(Stored records)

------------

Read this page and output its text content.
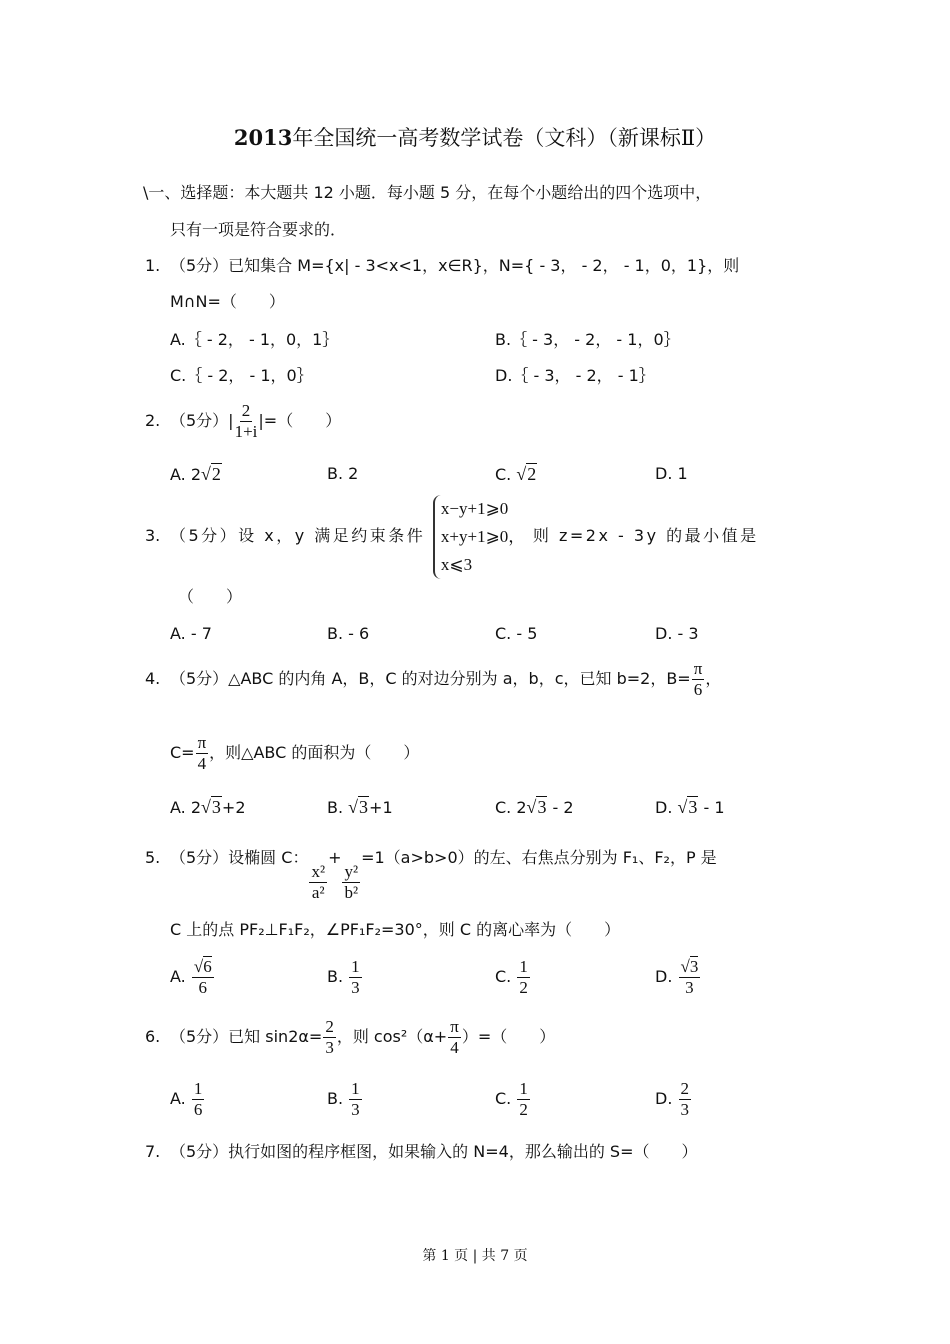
2013年全国统一高考数学试卷（文科）（新课标Ⅱ）
\一、选择题：本大题共 12 小题．每小题 5 分，在每个小题给出的四个选项中，
只有一项是符合要求的．
1. （5分）已知集合 M={x| - 3<x<1，x∈R}，N={ - 3， - 2， - 1，0，1}，则
M∩N=（　　）
A.｛ - 2， - 1，0，1｝	B.｛ - 3， - 2， - 1，0｝
C.｛ - 2， - 1，0｝	D.｛ - 3， - 2， - 1｝
2. （5分）| $\frac{2}{1+i}$ |=（　　）
A. 2√2	B. 2	C. √2	D. 1
3. （5分）设 x，y 满足约束条件
x−y+1⩾0
x+y+1⩾0，
x⩽3
则 z=2x - 3y 的最小值是
（　　）
A. - 7	B. - 6	C. - 5	D. - 3
4. （5分）△ABC 的内角 A，B，C 的对边分别为 a，b，c，已知 b=2，$B= \frac{\pi}{6}$ ，
$C= \frac{\pi}{4}$ ，则△ABC 的面积为（　　）
A. 2√3+2	B. √3+1	C. 2√3 - 2	D. √3 - 1
5. （5分）设椭圆 C：
$\frac{\text{x²}}{\text{a²}}$
+
$\frac{\text{y²}}{\text{b²}}$
=1（a>b>0）的左、右焦点分别为 F₁、F₂，P 是
C 上的点 PF₂⊥F₁F₂，∠PF₁F₂=30°，则 C 的离心率为（　　）
A. $\frac{√6}{6}$	B. $\frac{1}{3}$	C. $\frac{1}{2}$	D. $\frac{√3}{3}$
6. （5分）已知 $\sin 2\alpha= \frac{2}{3}$ ，则 $\cos^2(\alpha+ \frac{\pi}{4}$ ）=（　　）
A. $\frac{1}{6}$	B. $\frac{1}{3}$	C. $\frac{1}{2}$	D. $\frac{2}{3}$
7. （5分）执行如图的程序框图，如果输入的 N=4，那么输出的 S=（　　）
第 1 页 | 共 7 页
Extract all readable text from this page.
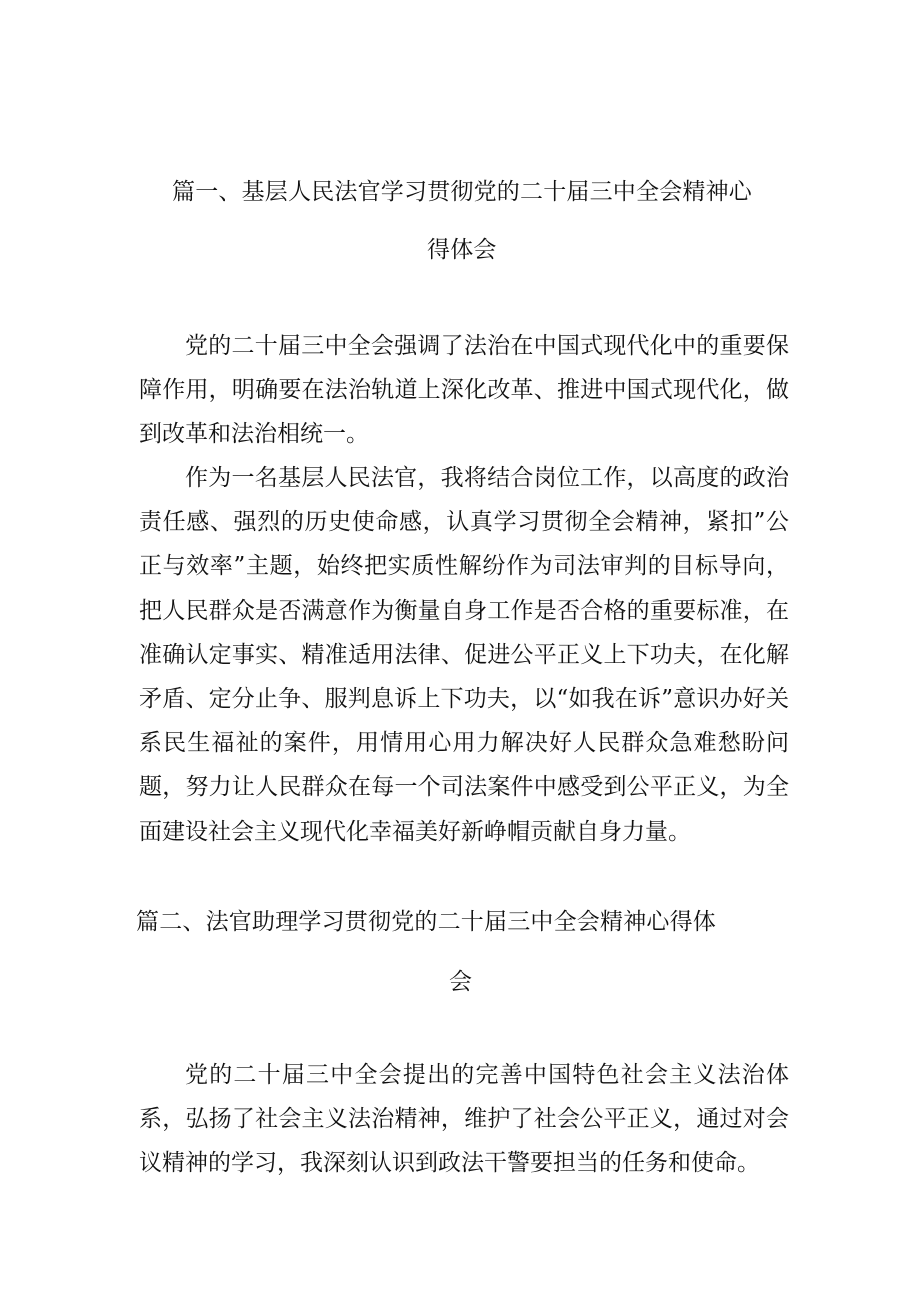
篇一、基层人民法官学习贯彻党的二十届三中全会精神心
得体会

党的二十届三中全会强调了法治在中国式现代化中的重要保障作用，明确要在法治轨道上深化改革、推进中国式现代化，做到改革和法治相统一。

作为一名基层人民法官，我将结合岗位工作，以高度的政治责任感、强烈的历史使命感，认真学习贯彻全会精神，紧扣”公正与效率”主题，始终把实质性解纷作为司法审判的目标导向，把人民群众是否满意作为衡量自身工作是否合格的重要标准，在准确认定事实、精准适用法律、促进公平正义上下功夫，在化解矛盾、定分止争、服判息诉上下功夫，以“如我在诉”意识办好关系民生福祉的案件，用情用心用力解决好人民群众急难愁盼问题，努力让人民群众在每一个司法案件中感受到公平正义，为全面建设社会主义现代化幸福美好新峥帽贡献自身力量。

篇二、法官助理学习贯彻党的二十届三中全会精神心得体
会

党的二十届三中全会提出的完善中国特色社会主义法治体系，弘扬了社会主义法治精神，维护了社会公平正义，通过对会议精神的学习，我深刻认识到政法干警要担当的任务和使命。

------------

Instructions to follow: All of the material above is to be copied exactly, except for its images.

Right answer:
Read this page and output its text content.
2013年全国统一高考数学试卷（文科）（新课标Ⅱ）
\一、选择题：本大题共 12 小题．每小题 5 分，在每个小题给出的四个选项中，
只有一项是符合要求的．
1. （5分）已知集合 M={x| - 3<x<1，x∈R}，N={ - 3， - 2， - 1，0，1}，则
M∩N=（　　）
A.｛ - 2， - 1，0，1｝	B.｛ - 3， - 2， - 1，0｝
C.｛ - 2， - 1，0｝	D.｛ - 3， - 2， - 1｝
2. （5分）| $\frac{2}{1+i}$ |=（　　）
A. 2√2	B. 2	C. √2	D. 1
3. （5分）设 x，y 满足约束条件
x−y+1⩾0
x+y+1⩾0，
x⩽3
则 z=2x - 3y 的最小值是
（　　）
A. - 7	B. - 6	C. - 5	D. - 3
4. （5分）△ABC 的内角 A，B，C 的对边分别为 a，b，c，已知 b=2，$B= \frac{\pi}{6}$ ，
$C= \frac{\pi}{4}$ ，则△ABC 的面积为（　　）
A. 2√3+2	B. √3+1	C. 2√3 - 2	D. √3 - 1
5. （5分）设椭圆 C：
$\frac{\text{x²}}{\text{a²}}$
+
$\frac{\text{y²}}{\text{b²}}$
=1（a>b>0）的左、右焦点分别为 F₁、F₂，P 是
C 上的点 PF₂⊥F₁F₂，∠PF₁F₂=30°，则 C 的离心率为（　　）
A. $\frac{√6}{6}$	B. $\frac{1}{3}$	C. $\frac{1}{2}$	D. $\frac{√3}{3}$
6. （5分）已知 $\sin 2\alpha= \frac{2}{3}$ ，则 $\cos^2(\alpha+ \frac{\pi}{4}$ ）=（　　）
A. $\frac{1}{6}$	B. $\frac{1}{3}$	C. $\frac{1}{2}$	D. $\frac{2}{3}$
7. （5分）执行如图的程序框图，如果输入的 N=4，那么输出的 S=（　　）
第 1 页 | 共 7 页
Extract all readable text from this page.
篇一、基层人民法官学习贯彻党的二十届三中全会精神心
得体会

党的二十届三中全会强调了法治在中国式现代化中的重要保障作用，明确要在法治轨道上深化改革、推进中国式现代化，做到改革和法治相统一。

作为一名基层人民法官，我将结合岗位工作，以高度的政治责任感、强烈的历史使命感，认真学习贯彻全会精神，紧扣”公正与效率”主题，始终把实质性解纷作为司法审判的目标导向，把人民群众是否满意作为衡量自身工作是否合格的重要标准，在准确认定事实、精准适用法律、促进公平正义上下功夫，在化解矛盾、定分止争、服判息诉上下功夫，以“如我在诉”意识办好关系民生福祉的案件，用情用心用力解决好人民群众急难愁盼问题，努力让人民群众在每一个司法案件中感受到公平正义，为全面建设社会主义现代化幸福美好新峥帽贡献自身力量。

篇二、法官助理学习贯彻党的二十届三中全会精神心得体
会

党的二十届三中全会提出的完善中国特色社会主义法治体系，弘扬了社会主义法治精神，维护了社会公平正义，通过对会议精神的学习，我深刻认识到政法干警要担当的任务和使命。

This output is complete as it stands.